Raw records:
********

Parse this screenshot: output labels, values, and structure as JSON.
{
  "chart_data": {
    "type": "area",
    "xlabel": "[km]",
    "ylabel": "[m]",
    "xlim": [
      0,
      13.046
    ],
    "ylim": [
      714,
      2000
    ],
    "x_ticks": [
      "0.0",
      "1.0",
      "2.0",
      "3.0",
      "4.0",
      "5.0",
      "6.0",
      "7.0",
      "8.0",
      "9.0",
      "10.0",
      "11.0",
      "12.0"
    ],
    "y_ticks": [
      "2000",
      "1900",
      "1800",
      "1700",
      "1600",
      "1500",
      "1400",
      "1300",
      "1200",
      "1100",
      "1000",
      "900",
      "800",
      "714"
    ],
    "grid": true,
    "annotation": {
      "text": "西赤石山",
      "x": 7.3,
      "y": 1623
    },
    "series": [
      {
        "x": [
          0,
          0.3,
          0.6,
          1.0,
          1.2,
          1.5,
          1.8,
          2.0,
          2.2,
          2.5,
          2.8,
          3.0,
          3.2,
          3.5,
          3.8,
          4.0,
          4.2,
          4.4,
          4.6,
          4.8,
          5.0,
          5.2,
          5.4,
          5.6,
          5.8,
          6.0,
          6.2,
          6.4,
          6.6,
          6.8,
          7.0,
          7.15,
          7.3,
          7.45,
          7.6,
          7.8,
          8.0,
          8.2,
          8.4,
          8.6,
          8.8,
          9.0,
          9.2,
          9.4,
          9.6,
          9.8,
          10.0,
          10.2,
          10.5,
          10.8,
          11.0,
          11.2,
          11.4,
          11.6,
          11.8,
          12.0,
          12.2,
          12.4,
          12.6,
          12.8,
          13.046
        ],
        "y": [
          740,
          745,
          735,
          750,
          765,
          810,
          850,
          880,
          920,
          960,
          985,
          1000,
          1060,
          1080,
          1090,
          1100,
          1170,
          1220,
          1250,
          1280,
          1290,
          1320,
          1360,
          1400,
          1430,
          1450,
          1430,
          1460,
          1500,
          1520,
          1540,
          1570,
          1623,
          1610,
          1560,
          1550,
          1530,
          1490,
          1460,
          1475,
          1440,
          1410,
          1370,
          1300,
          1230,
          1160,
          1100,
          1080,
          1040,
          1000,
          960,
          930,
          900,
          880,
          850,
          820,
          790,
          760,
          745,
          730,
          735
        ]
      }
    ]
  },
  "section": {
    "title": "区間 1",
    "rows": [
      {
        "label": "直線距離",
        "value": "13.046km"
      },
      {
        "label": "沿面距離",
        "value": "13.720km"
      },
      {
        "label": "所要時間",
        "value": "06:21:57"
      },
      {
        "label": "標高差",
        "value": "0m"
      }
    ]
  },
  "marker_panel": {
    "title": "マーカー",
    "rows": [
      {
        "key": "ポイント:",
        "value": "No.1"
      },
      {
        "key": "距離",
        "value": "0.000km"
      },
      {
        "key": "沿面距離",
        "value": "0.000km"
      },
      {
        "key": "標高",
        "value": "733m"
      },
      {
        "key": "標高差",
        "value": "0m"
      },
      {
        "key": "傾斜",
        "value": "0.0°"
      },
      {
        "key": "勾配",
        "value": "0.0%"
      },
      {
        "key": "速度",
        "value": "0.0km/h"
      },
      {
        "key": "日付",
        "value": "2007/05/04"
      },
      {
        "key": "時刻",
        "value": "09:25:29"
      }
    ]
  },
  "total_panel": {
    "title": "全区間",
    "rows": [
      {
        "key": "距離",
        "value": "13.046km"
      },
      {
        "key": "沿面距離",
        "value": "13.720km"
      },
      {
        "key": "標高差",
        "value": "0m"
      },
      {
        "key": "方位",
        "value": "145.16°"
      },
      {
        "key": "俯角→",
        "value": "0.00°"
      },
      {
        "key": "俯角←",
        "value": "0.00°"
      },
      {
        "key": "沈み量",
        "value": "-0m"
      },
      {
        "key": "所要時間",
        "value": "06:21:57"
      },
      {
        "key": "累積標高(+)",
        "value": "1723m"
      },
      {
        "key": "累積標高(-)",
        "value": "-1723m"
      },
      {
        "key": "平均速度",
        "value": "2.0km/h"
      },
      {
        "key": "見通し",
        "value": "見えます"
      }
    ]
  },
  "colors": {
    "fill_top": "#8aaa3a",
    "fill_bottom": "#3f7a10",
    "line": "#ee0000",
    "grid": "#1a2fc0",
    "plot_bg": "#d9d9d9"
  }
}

********

=== What is required ===
Reproduce the entries above in full by retyping them exactly.

=== The result ===
Parse this screenshot: output labels, values, and structure as JSON.
{
  "chart_data": {
    "type": "area",
    "xlabel": "[km]",
    "ylabel": "[m]",
    "xlim": [
      0,
      13.046
    ],
    "ylim": [
      714,
      2000
    ],
    "x_ticks": [
      "0.0",
      "1.0",
      "2.0",
      "3.0",
      "4.0",
      "5.0",
      "6.0",
      "7.0",
      "8.0",
      "9.0",
      "10.0",
      "11.0",
      "12.0"
    ],
    "y_ticks": [
      "2000",
      "1900",
      "1800",
      "1700",
      "1600",
      "1500",
      "1400",
      "1300",
      "1200",
      "1100",
      "1000",
      "900",
      "800",
      "714"
    ],
    "grid": true,
    "annotation": {
      "text": "西赤石山",
      "x": 7.3,
      "y": 1623
    },
    "series": [
      {
        "x": [
          0,
          0.3,
          0.6,
          1.0,
          1.2,
          1.5,
          1.8,
          2.0,
          2.2,
          2.5,
          2.8,
          3.0,
          3.2,
          3.5,
          3.8,
          4.0,
          4.2,
          4.4,
          4.6,
          4.8,
          5.0,
          5.2,
          5.4,
          5.6,
          5.8,
          6.0,
          6.2,
          6.4,
          6.6,
          6.8,
          7.0,
          7.15,
          7.3,
          7.45,
          7.6,
          7.8,
          8.0,
          8.2,
          8.4,
          8.6,
          8.8,
          9.0,
          9.2,
          9.4,
          9.6,
          9.8,
          10.0,
          10.2,
          10.5,
          10.8,
          11.0,
          11.2,
          11.4,
          11.6,
          11.8,
          12.0,
          12.2,
          12.4,
          12.6,
          12.8,
          13.046
        ],
        "y": [
          740,
          745,
          735,
          750,
          765,
          810,
          850,
          880,
          920,
          960,
          985,
          1000,
          1060,
          1080,
          1090,
          1100,
          1170,
          1220,
          1250,
          1280,
          1290,
          1320,
          1360,
          1400,
          1430,
          1450,
          1430,
          1460,
          1500,
          1520,
          1540,
          1570,
          1623,
          1610,
          1560,
          1550,
          1530,
          1490,
          1460,
          1475,
          1440,
          1410,
          1370,
          1300,
          1230,
          1160,
          1100,
          1080,
          1040,
          1000,
          960,
          930,
          900,
          880,
          850,
          820,
          790,
          760,
          745,
          730,
          735
        ]
      }
    ]
  },
  "section": {
    "title": "区間 1",
    "rows": [
      {
        "label": "直線距離",
        "value": "13.046km"
      },
      {
        "label": "沿面距離",
        "value": "13.720km"
      },
      {
        "label": "所要時間",
        "value": "06:21:57"
      },
      {
        "label": "標高差",
        "value": "0m"
      }
    ]
  },
  "marker_panel": {
    "title": "マーカー",
    "rows": [
      {
        "key": "ポイント:",
        "value": "No.1"
      },
      {
        "key": "距離",
        "value": "0.000km"
      },
      {
        "key": "沿面距離",
        "value": "0.000km"
      },
      {
        "key": "標高",
        "value": "733m"
      },
      {
        "key": "標高差",
        "value": "0m"
      },
      {
        "key": "傾斜",
        "value": "0.0°"
      },
      {
        "key": "勾配",
        "value": "0.0%"
      },
      {
        "key": "速度",
        "value": "0.0km/h"
      },
      {
        "key": "日付",
        "value": "2007/05/04"
      },
      {
        "key": "時刻",
        "value": "09:25:29"
      }
    ]
  },
  "total_panel": {
    "title": "全区間",
    "rows": [
      {
        "key": "距離",
        "value": "13.046km"
      },
      {
        "key": "沿面距離",
        "value": "13.720km"
      },
      {
        "key": "標高差",
        "value": "0m"
      },
      {
        "key": "方位",
        "value": "145.16°"
      },
      {
        "key": "俯角→",
        "value": "0.00°"
      },
      {
        "key": "俯角←",
        "value": "0.00°"
      },
      {
        "key": "沈み量",
        "value": "-0m"
      },
      {
        "key": "所要時間",
        "value": "06:21:57"
      },
      {
        "key": "累積標高(+)",
        "value": "1723m"
      },
      {
        "key": "累積標高(-)",
        "value": "-1723m"
      },
      {
        "key": "平均速度",
        "value": "2.0km/h"
      },
      {
        "key": "見通し",
        "value": "見えます"
      }
    ]
  },
  "colors": {
    "fill_top": "#8aaa3a",
    "fill_bottom": "#3f7a10",
    "line": "#ee0000",
    "grid": "#1a2fc0",
    "plot_bg": "#d9d9d9"
  }
}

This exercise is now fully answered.